S 4.58 Sharing of directories under Windows 95

Initiation responsibility: Head of IT Section, IT Security Management

Implementation responsibility: Administrators

For every computer running under Windows 95, a decision is required as to whether individual peer-to-peer functions should be enabled or disabled. For this purpose, file and printer functions can be enabled or disabled on an individual basis via the system guidelines under the menu item Control panel / Network / File and Printer Sharing. After that, user access to this option must be revoked.

If the file sharing is inactive, then the corresponding File Manager / Explorer functions are not available, although it is still possible to establish links with directories on other computers.

When configuring a Windows-for-Workgroups computer, the administrator also needs to consider the following points:

• By means of the system guidelines under Windows 95, unauthorised persons must be prevented from changing user names and computer names.

• The default setting "Save password in list " is to be deactivated on the appropriate menu.

• Computer and user names are to be assigned in accordance with organisational specifications. By means of the system guidelines, unauthorised persons must be prevented from changing user names and computer names.

• During the use of Schedule+, the right granted by default to view open and assigned time blocks must be deactivated for all unauthorised WfW users. Otherwise every user at the same post office will be able to view individual appointments in the time schedule.

§ **Activity list**
A. Answer these questions from the Windows 95 directory-sharing text, one line each:
(i) Who is given implementation responsibility?
(ii) Under which menu item can file and printer functions be enabled or disabled individually?
(iii) Which default setting is to be deactivated on the appropriate menu?
B. Continue the Windows 95 directory-sharing text, starting after its final point about Schedule+.

§ **Available data**
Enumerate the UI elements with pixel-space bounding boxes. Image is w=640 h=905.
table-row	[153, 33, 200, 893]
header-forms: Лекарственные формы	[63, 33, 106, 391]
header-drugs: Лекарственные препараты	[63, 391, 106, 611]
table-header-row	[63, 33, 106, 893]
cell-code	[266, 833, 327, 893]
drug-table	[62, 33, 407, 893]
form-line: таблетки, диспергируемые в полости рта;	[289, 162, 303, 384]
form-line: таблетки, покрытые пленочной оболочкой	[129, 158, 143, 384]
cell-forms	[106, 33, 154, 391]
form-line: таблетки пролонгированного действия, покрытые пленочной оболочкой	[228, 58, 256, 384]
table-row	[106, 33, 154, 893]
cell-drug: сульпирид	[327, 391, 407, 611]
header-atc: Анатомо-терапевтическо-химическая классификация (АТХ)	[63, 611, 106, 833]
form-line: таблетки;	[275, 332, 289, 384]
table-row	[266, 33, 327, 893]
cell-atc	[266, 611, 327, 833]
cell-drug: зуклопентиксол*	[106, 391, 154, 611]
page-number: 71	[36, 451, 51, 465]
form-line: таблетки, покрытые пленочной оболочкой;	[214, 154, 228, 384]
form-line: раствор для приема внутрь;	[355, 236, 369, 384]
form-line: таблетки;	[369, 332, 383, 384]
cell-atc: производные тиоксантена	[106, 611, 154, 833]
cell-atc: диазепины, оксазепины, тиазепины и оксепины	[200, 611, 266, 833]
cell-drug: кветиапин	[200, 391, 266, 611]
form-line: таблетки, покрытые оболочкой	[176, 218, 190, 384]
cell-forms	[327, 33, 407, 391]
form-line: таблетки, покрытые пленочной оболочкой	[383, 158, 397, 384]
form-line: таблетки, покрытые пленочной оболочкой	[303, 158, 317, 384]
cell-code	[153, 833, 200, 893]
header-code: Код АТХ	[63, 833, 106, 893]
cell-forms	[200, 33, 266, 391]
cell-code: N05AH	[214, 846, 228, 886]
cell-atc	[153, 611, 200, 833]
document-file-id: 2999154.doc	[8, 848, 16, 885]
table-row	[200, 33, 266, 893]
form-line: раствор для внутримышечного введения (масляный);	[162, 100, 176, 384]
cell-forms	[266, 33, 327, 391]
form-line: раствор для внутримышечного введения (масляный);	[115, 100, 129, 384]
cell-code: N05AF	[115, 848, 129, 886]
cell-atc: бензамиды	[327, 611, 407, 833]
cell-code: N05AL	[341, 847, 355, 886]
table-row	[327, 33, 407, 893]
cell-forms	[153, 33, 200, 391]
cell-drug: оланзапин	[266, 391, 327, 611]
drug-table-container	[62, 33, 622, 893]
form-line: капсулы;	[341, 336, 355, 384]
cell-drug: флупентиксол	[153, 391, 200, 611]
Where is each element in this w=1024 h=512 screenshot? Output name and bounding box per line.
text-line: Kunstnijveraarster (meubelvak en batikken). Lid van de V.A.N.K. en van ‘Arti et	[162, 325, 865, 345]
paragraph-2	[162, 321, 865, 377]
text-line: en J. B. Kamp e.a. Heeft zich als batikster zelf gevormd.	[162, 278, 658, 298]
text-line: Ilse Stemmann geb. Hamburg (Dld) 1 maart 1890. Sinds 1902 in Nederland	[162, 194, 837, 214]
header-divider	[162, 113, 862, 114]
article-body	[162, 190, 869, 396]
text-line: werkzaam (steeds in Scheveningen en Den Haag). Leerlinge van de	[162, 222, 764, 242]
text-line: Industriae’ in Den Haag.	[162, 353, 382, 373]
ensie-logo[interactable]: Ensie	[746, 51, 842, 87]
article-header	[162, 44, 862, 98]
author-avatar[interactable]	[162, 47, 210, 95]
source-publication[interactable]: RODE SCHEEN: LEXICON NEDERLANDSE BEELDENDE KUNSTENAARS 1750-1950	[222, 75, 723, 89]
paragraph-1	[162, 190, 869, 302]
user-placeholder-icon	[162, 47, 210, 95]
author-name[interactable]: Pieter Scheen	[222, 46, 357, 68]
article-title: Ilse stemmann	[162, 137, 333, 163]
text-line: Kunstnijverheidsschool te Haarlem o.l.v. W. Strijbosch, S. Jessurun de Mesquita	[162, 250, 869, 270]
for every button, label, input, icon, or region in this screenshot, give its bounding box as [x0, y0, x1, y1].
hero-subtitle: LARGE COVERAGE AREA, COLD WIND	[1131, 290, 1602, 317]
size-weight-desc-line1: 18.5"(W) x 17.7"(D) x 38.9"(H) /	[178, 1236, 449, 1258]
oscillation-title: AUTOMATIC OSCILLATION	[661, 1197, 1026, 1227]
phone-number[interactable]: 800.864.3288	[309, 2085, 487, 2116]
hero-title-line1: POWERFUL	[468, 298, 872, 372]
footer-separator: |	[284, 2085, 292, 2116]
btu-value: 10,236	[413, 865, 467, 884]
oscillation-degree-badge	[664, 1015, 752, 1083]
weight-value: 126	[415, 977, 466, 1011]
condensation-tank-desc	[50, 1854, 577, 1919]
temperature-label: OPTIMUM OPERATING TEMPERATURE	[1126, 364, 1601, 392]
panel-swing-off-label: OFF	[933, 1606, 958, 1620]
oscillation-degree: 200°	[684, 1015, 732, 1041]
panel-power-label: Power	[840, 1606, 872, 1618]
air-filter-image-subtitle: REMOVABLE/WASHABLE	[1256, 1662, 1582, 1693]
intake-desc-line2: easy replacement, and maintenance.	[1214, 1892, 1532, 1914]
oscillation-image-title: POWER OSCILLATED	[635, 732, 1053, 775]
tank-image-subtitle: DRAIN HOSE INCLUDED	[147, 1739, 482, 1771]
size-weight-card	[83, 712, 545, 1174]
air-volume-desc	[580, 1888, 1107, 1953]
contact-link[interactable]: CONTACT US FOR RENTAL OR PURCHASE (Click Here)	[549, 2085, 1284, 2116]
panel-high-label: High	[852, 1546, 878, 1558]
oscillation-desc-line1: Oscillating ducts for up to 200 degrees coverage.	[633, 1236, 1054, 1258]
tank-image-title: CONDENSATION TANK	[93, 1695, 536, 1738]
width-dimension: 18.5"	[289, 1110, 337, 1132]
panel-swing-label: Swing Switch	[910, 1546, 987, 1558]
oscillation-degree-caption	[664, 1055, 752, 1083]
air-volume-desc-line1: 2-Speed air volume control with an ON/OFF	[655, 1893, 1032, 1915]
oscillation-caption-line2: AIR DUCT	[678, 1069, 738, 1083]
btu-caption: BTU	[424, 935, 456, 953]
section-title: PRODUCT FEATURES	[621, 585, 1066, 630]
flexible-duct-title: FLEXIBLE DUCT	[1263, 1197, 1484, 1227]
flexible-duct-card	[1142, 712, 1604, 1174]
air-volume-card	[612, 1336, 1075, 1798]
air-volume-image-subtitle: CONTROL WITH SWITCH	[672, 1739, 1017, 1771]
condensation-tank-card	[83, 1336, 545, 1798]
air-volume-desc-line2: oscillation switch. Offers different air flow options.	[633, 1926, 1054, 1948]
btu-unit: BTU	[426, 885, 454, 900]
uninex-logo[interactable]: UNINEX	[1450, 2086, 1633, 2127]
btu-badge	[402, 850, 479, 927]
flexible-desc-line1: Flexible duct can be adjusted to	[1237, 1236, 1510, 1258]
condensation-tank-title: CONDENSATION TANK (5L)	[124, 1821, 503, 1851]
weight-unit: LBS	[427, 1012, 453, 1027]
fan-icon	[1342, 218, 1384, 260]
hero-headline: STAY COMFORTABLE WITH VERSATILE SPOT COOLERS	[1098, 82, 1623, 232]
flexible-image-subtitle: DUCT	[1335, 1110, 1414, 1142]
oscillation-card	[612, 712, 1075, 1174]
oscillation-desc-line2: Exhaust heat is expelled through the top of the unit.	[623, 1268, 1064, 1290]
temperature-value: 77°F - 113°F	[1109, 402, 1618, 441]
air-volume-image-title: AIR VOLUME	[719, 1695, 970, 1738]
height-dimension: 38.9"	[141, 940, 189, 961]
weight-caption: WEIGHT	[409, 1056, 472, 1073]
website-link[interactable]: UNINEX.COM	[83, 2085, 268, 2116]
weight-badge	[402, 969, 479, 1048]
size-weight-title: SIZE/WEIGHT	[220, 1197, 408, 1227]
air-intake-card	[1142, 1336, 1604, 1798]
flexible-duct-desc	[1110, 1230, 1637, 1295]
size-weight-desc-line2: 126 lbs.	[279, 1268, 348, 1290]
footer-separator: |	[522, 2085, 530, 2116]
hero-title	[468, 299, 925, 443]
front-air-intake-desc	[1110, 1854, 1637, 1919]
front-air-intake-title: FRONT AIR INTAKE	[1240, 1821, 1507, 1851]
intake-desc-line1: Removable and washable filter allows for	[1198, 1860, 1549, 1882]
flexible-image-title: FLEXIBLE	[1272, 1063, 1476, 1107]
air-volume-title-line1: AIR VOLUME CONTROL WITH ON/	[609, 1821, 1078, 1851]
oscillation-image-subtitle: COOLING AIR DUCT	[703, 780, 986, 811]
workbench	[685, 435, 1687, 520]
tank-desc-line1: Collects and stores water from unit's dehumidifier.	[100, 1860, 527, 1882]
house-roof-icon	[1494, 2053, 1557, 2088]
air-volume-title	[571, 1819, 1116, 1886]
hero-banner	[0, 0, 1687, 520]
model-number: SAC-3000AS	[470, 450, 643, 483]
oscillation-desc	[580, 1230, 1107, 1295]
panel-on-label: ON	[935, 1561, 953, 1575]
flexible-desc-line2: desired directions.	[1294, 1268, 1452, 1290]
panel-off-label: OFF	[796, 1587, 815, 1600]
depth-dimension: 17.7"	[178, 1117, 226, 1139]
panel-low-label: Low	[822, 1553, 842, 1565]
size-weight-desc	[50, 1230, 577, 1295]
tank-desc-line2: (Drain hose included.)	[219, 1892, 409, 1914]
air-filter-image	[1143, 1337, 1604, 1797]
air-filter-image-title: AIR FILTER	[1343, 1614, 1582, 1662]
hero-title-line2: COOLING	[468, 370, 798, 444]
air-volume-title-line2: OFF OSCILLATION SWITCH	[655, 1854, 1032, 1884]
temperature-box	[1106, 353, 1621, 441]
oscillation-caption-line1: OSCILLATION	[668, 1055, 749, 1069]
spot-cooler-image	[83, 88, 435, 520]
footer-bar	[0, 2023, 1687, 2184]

§ **Per-task outputs**
A.
(i) Administrators
(ii) Control panel / Network / File and Printer Sharing
(iii) "Save password in list"

B.
If a post office is configured for use by several persons for the purpose of communications or joint appointment scheduling, a corresponding data backup should be performed at appropriate time intervals. This is required to prevent inadvertent or intentional deletion of the post office, which is not protected automatically under WfW.

Under Windows 95, it is possible to configure a remote administrative function which allows administrators to access individual workstations via the network. Before this option is activated, a check must be made as to whether it conflicts with the safety objectives of the organisation.

Activation of the remote administration function gives rise to the following threats:

• It is possible for unauthorised persons to try out IDs and passwords for this function

• an administrator can secretly access users' computers at any time.

If this feature for facilitating workstation management is required, a decision must be made as to whether administrators should use the same password for all workstations under their jurisdiction. A single password is easier to remember but, if detected, would allow intruders to access all workstations.

Additional controls:

• Is there any documentation indicating which directories on which computers have been shared for network access?

• Is the existing share profile adapted to changes in operational conditions?

• Is there any documentation indicating the computers on which remote administration has been configured?